__Requirements__.
Your task is to print the material below exactly as presented.

__Data rows__.
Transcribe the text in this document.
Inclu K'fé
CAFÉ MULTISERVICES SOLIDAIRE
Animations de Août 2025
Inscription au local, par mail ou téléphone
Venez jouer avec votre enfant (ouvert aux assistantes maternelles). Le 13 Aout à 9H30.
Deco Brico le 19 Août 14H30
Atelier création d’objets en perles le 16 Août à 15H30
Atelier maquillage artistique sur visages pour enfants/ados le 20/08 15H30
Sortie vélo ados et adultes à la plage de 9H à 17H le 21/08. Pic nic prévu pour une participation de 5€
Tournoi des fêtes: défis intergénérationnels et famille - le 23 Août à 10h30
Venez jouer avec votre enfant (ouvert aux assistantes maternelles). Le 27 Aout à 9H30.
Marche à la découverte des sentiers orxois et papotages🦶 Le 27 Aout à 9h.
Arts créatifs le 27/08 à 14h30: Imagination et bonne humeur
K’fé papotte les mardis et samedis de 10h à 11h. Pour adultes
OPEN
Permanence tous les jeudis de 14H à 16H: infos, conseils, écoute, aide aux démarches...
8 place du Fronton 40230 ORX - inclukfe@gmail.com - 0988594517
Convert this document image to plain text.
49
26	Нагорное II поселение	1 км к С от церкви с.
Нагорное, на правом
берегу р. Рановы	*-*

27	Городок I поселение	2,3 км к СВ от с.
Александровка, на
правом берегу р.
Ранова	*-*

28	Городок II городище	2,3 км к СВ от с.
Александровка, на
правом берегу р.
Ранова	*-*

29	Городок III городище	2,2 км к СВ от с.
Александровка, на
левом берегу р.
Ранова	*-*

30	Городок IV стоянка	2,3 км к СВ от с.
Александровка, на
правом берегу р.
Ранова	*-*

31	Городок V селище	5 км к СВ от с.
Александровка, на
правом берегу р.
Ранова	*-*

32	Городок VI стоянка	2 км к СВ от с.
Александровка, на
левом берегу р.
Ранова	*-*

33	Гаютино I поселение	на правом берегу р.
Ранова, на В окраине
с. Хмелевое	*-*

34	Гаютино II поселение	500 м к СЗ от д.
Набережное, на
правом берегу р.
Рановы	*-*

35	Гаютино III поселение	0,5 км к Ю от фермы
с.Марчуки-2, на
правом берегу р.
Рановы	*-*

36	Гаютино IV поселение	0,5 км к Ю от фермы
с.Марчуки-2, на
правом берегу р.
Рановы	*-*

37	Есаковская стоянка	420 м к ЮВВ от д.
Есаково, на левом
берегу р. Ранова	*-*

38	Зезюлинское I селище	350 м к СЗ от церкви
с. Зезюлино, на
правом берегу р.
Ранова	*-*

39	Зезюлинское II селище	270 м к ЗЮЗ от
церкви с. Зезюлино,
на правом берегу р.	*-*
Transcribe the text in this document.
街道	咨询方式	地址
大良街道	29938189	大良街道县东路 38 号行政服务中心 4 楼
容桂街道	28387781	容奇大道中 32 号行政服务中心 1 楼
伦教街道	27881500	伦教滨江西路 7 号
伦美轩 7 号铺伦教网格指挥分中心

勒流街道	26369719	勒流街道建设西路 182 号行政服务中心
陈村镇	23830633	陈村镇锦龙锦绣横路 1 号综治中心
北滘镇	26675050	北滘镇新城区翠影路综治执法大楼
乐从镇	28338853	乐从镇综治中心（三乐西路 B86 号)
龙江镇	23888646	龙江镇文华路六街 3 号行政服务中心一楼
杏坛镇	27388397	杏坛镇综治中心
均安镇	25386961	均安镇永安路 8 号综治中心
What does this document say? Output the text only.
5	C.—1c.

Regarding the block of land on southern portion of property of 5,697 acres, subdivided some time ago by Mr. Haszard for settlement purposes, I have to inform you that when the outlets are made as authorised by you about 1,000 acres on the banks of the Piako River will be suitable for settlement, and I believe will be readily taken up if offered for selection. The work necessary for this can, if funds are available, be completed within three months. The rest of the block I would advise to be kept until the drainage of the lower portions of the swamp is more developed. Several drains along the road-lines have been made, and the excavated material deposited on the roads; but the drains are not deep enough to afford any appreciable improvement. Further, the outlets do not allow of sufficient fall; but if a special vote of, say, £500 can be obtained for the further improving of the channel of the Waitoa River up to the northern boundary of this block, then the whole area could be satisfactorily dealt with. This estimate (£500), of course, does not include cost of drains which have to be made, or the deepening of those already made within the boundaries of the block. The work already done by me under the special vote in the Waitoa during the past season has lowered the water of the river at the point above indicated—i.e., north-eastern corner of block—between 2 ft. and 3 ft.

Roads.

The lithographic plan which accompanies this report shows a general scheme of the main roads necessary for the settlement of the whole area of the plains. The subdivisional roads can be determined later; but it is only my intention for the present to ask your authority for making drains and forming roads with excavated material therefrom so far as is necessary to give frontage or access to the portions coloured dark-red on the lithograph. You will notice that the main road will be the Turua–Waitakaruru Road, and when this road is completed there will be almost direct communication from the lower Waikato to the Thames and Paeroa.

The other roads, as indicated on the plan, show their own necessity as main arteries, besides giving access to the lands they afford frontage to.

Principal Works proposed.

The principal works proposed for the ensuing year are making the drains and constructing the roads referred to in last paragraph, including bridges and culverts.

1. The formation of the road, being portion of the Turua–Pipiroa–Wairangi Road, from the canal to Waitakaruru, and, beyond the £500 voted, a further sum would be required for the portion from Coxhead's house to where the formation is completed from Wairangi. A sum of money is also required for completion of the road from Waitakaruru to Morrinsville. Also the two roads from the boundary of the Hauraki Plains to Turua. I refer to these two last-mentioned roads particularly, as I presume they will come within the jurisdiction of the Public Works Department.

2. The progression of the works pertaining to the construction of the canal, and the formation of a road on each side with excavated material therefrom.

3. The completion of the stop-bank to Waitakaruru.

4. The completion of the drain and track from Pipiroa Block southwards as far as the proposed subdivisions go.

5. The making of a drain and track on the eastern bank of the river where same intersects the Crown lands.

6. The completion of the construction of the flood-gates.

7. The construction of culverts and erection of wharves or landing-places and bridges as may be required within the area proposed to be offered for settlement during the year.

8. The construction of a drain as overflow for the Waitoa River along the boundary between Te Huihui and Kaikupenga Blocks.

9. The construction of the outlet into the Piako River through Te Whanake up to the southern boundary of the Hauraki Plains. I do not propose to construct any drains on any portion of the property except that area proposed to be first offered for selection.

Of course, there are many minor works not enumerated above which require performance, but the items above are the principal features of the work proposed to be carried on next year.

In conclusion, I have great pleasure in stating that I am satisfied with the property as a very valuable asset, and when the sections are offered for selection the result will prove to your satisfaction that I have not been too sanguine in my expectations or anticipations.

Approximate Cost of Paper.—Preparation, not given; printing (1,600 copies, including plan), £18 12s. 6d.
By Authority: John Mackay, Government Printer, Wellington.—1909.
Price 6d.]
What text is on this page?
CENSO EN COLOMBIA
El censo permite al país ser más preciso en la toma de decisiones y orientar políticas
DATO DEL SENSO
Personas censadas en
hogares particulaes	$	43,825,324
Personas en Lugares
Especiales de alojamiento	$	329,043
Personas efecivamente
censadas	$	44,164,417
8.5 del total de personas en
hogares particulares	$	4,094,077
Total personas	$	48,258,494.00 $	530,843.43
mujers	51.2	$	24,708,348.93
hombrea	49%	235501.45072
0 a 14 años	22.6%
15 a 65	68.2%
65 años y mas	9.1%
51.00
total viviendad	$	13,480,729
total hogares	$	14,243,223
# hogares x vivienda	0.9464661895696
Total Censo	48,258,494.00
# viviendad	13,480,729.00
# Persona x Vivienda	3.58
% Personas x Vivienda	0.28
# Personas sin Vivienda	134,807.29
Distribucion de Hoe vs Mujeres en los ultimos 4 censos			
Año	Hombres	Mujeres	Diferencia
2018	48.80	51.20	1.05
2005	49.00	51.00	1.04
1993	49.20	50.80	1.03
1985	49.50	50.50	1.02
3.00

__Expected answer__.
Transcribe the text in this document.
Inclu K'fé
CAFÉ MULTISERVICES SOLIDAIRE
Animations de Août 2025
Inscription au local, par mail ou téléphone
Venez jouer avec votre enfant (ouvert aux assistantes maternelles). Le 13 Aout à 9H30.
Deco Brico le 19 Août 14H30
Atelier création d’objets en perles le 16 Août à 15H30
Atelier maquillage artistique sur visages pour enfants/ados le 20/08 15H30
Sortie vélo ados et adultes à la plage de 9H à 17H le 21/08. Pic nic prévu pour une participation de 5€
Tournoi des fêtes: défis intergénérationnels et famille - le 23 Août à 10h30
Venez jouer avec votre enfant (ouvert aux assistantes maternelles). Le 27 Aout à 9H30.
Marche à la découverte des sentiers orxois et papotages🦶 Le 27 Aout à 9h.
Arts créatifs le 27/08 à 14h30: Imagination et bonne humeur
K’fé papotte les mardis et samedis de 10h à 11h. Pour adultes
OPEN
Permanence tous les jeudis de 14H à 16H: infos, conseils, écoute, aide aux démarches...
8 place du Fronton 40230 ORX - inclukfe@gmail.com - 0988594517
Convert this document image to plain text.
49
26	Нагорное II поселение	1 км к С от церкви с.
Нагорное, на правом
берегу р. Рановы	*-*

27	Городок I поселение	2,3 км к СВ от с.
Александровка, на
правом берегу р.
Ранова	*-*

28	Городок II городище	2,3 км к СВ от с.
Александровка, на
правом берегу р.
Ранова	*-*

29	Городок III городище	2,2 км к СВ от с.
Александровка, на
левом берегу р.
Ранова	*-*

30	Городок IV стоянка	2,3 км к СВ от с.
Александровка, на
правом берегу р.
Ранова	*-*

31	Городок V селище	5 км к СВ от с.
Александровка, на
правом берегу р.
Ранова	*-*

32	Городок VI стоянка	2 км к СВ от с.
Александровка, на
левом берегу р.
Ранова	*-*

33	Гаютино I поселение	на правом берегу р.
Ранова, на В окраине
с. Хмелевое	*-*

34	Гаютино II поселение	500 м к СЗ от д.
Набережное, на
правом берегу р.
Рановы	*-*

35	Гаютино III поселение	0,5 км к Ю от фермы
с.Марчуки-2, на
правом берегу р.
Рановы	*-*

36	Гаютино IV поселение	0,5 км к Ю от фермы
с.Марчуки-2, на
правом берегу р.
Рановы	*-*

37	Есаковская стоянка	420 м к ЮВВ от д.
Есаково, на левом
берегу р. Ранова	*-*

38	Зезюлинское I селище	350 м к СЗ от церкви
с. Зезюлино, на
правом берегу р.
Ранова	*-*

39	Зезюлинское II селище	270 м к ЗЮЗ от
церкви с. Зезюлино,
на правом берегу р.	*-*
Transcribe the text in this document.
街道	咨询方式	地址
大良街道	29938189	大良街道县东路 38 号行政服务中心 4 楼
容桂街道	28387781	容奇大道中 32 号行政服务中心 1 楼
伦教街道	27881500	伦教滨江西路 7 号
伦美轩 7 号铺伦教网格指挥分中心

勒流街道	26369719	勒流街道建设西路 182 号行政服务中心
陈村镇	23830633	陈村镇锦龙锦绣横路 1 号综治中心
北滘镇	26675050	北滘镇新城区翠影路综治执法大楼
乐从镇	28338853	乐从镇综治中心（三乐西路 B86 号)
龙江镇	23888646	龙江镇文华路六街 3 号行政服务中心一楼
杏坛镇	27388397	杏坛镇综治中心
均安镇	25386961	均安镇永安路 8 号综治中心
What does this document say? Output the text only.
5	C.—1c.

Regarding the block of land on southern portion of property of 5,697 acres, subdivided some time ago by Mr. Haszard for settlement purposes, I have to inform you that when the outlets are made as authorised by you about 1,000 acres on the banks of the Piako River will be suitable for settlement, and I believe will be readily taken up if offered for selection. The work necessary for this can, if funds are available, be completed within three months. The rest of the block I would advise to be kept until the drainage of the lower portions of the swamp is more developed. Several drains along the road-lines have been made, and the excavated material deposited on the roads; but the drains are not deep enough to afford any appreciable improvement. Further, the outlets do not allow of sufficient fall; but if a special vote of, say, £500 can be obtained for the further improving of the channel of the Waitoa River up to the northern boundary of this block, then the whole area could be satisfactorily dealt with. This estimate (£500), of course, does not include cost of drains which have to be made, or the deepening of those already made within the boundaries of the block. The work already done by me under the special vote in the Waitoa during the past season has lowered the water of the river at the point above indicated—i.e., north-eastern corner of block—between 2 ft. and 3 ft.

Roads.

The lithographic plan which accompanies this report shows a general scheme of the main roads necessary for the settlement of the whole area of the plains. The subdivisional roads can be determined later; but it is only my intention for the present to ask your authority for making drains and forming roads with excavated material therefrom so far as is necessary to give frontage or access to the portions coloured dark-red on the lithograph. You will notice that the main road will be the Turua–Waitakaruru Road, and when this road is completed there will be almost direct communication from the lower Waikato to the Thames and Paeroa.

The other roads, as indicated on the plan, show their own necessity as main arteries, besides giving access to the lands they afford frontage to.

Principal Works proposed.

The principal works proposed for the ensuing year are making the drains and constructing the roads referred to in last paragraph, including bridges and culverts.

1. The formation of the road, being portion of the Turua–Pipiroa–Wairangi Road, from the canal to Waitakaruru, and, beyond the £500 voted, a further sum would be required for the portion from Coxhead's house to where the formation is completed from Wairangi. A sum of money is also required for completion of the road from Waitakaruru to Morrinsville. Also the two roads from the boundary of the Hauraki Plains to Turua. I refer to these two last-mentioned roads particularly, as I presume they will come within the jurisdiction of the Public Works Department.

2. The progression of the works pertaining to the construction of the canal, and the formation of a road on each side with excavated material therefrom.

3. The completion of the stop-bank to Waitakaruru.

4. The completion of the drain and track from Pipiroa Block southwards as far as the proposed subdivisions go.

5. The making of a drain and track on the eastern bank of the river where same intersects the Crown lands.

6. The completion of the construction of the flood-gates.

7. The construction of culverts and erection of wharves or landing-places and bridges as may be required within the area proposed to be offered for settlement during the year.

8. The construction of a drain as overflow for the Waitoa River along the boundary between Te Huihui and Kaikupenga Blocks.

9. The construction of the outlet into the Piako River through Te Whanake up to the southern boundary of the Hauraki Plains. I do not propose to construct any drains on any portion of the property except that area proposed to be first offered for selection.

Of course, there are many minor works not enumerated above which require performance, but the items above are the principal features of the work proposed to be carried on next year.

In conclusion, I have great pleasure in stating that I am satisfied with the property as a very valuable asset, and when the sections are offered for selection the result will prove to your satisfaction that I have not been too sanguine in my expectations or anticipations.

Approximate Cost of Paper.—Preparation, not given; printing (1,600 copies, including plan), £18 12s. 6d.
By Authority: John Mackay, Government Printer, Wellington.—1909.
Price 6d.]
What text is on this page?
CENSO EN COLOMBIA
El censo permite al país ser más preciso en la toma de decisiones y orientar políticas
DATO DEL SENSO
Personas censadas en
hogares particulaes	$	43,825,324
Personas en Lugares
Especiales de alojamiento	$	329,043
Personas efecivamente
censadas	$	44,164,417
8.5 del total de personas en
hogares particulares	$	4,094,077
Total personas	$	48,258,494.00 $	530,843.43
mujers	51.2	$	24,708,348.93
hombrea	49%	235501.45072
0 a 14 años	22.6%
15 a 65	68.2%
65 años y mas	9.1%
51.00
total viviendad	$	13,480,729
total hogares	$	14,243,223
# hogares x vivienda	0.9464661895696
Total Censo	48,258,494.00
# viviendad	13,480,729.00
# Persona x Vivienda	3.58
% Personas x Vivienda	0.28
# Personas sin Vivienda	134,807.29
Distribucion de Hoe vs Mujeres en los ultimos 4 censos			
Año	Hombres	Mujeres	Diferencia
2018	48.80	51.20	1.05
2005	49.00	51.00	1.04
1993	49.20	50.80	1.03
1985	49.50	50.50	1.02
3.00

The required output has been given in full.